#### TASK REQUIREMENTS:
Output every entry exactly as written, but omit the pictures.

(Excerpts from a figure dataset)
● ● ● ● ● ● ●

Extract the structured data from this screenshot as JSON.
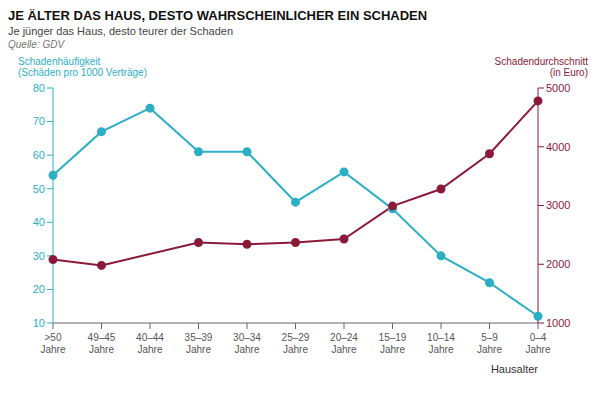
{
  "chart_data": {
    "type": "line",
    "title": "JE ÄLTER DAS HAUS, DESTO WAHRSCHEINLICHER EIN SCHADEN",
    "subtitle": "Je jünger das Haus, desto teurer der Schaden",
    "source": "Quelle: GDV",
    "x_label": "Hausalter",
    "categories": [
      ">50\nJahre",
      "49–45\nJahre",
      "40–44\nJahre",
      "35–39\nJahre",
      "30–34\nJahre",
      "25–29\nJahre",
      "20–24\nJahre",
      "15–19\nJahre",
      "10–14\nJahre",
      "5–9\nJahre",
      "0–4\nJahre"
    ],
    "series": [
      {
        "name": "Schadenhäufigkeit\n(Schäden pro 1000 Verträge)",
        "color": "#2bafc5",
        "marker": "circle",
        "values": [
          54,
          67,
          74,
          61,
          61,
          46,
          55,
          44,
          30,
          22,
          12
        ]
      },
      {
        "name": "Schadendurchschnitt\n(in Euro)",
        "color": "#8b1a3a",
        "marker": "circle",
        "axis": "y2",
        "values": [
          2080,
          1980,
          null,
          2370,
          2340,
          2370,
          2430,
          2990,
          3280,
          3880,
          4780
        ]
      }
    ],
    "ylim": [
      10,
      80
    ],
    "yticks": [
      10,
      20,
      30,
      40,
      50,
      60,
      70,
      80
    ],
    "y2lim": [
      1000,
      5000
    ],
    "y2ticks": [
      1000,
      2000,
      3000,
      4000,
      5000
    ],
    "grid": false
  }
}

● ● ● ● ● ● ●

#### ANSWER TO THIS EXERCISE:
Extract the structured data from this screenshot as JSON.
{
  "chart_data": {
    "type": "line",
    "title": "JE ÄLTER DAS HAUS, DESTO WAHRSCHEINLICHER EIN SCHADEN",
    "subtitle": "Je jünger das Haus, desto teurer der Schaden",
    "source": "Quelle: GDV",
    "x_label": "Hausalter",
    "categories": [
      ">50\nJahre",
      "49–45\nJahre",
      "40–44\nJahre",
      "35–39\nJahre",
      "30–34\nJahre",
      "25–29\nJahre",
      "20–24\nJahre",
      "15–19\nJahre",
      "10–14\nJahre",
      "5–9\nJahre",
      "0–4\nJahre"
    ],
    "series": [
      {
        "name": "Schadenhäufigkeit\n(Schäden pro 1000 Verträge)",
        "color": "#2bafc5",
        "marker": "circle",
        "values": [
          54,
          67,
          74,
          61,
          61,
          46,
          55,
          44,
          30,
          22,
          12
        ]
      },
      {
        "name": "Schadendurchschnitt\n(in Euro)",
        "color": "#8b1a3a",
        "marker": "circle",
        "axis": "y2",
        "values": [
          2080,
          1980,
          null,
          2370,
          2340,
          2370,
          2430,
          2990,
          3280,
          3880,
          4780
        ]
      }
    ],
    "ylim": [
      10,
      80
    ],
    "yticks": [
      10,
      20,
      30,
      40,
      50,
      60,
      70,
      80
    ],
    "y2lim": [
      1000,
      5000
    ],
    "y2ticks": [
      1000,
      2000,
      3000,
      4000,
      5000
    ],
    "grid": false
  }
}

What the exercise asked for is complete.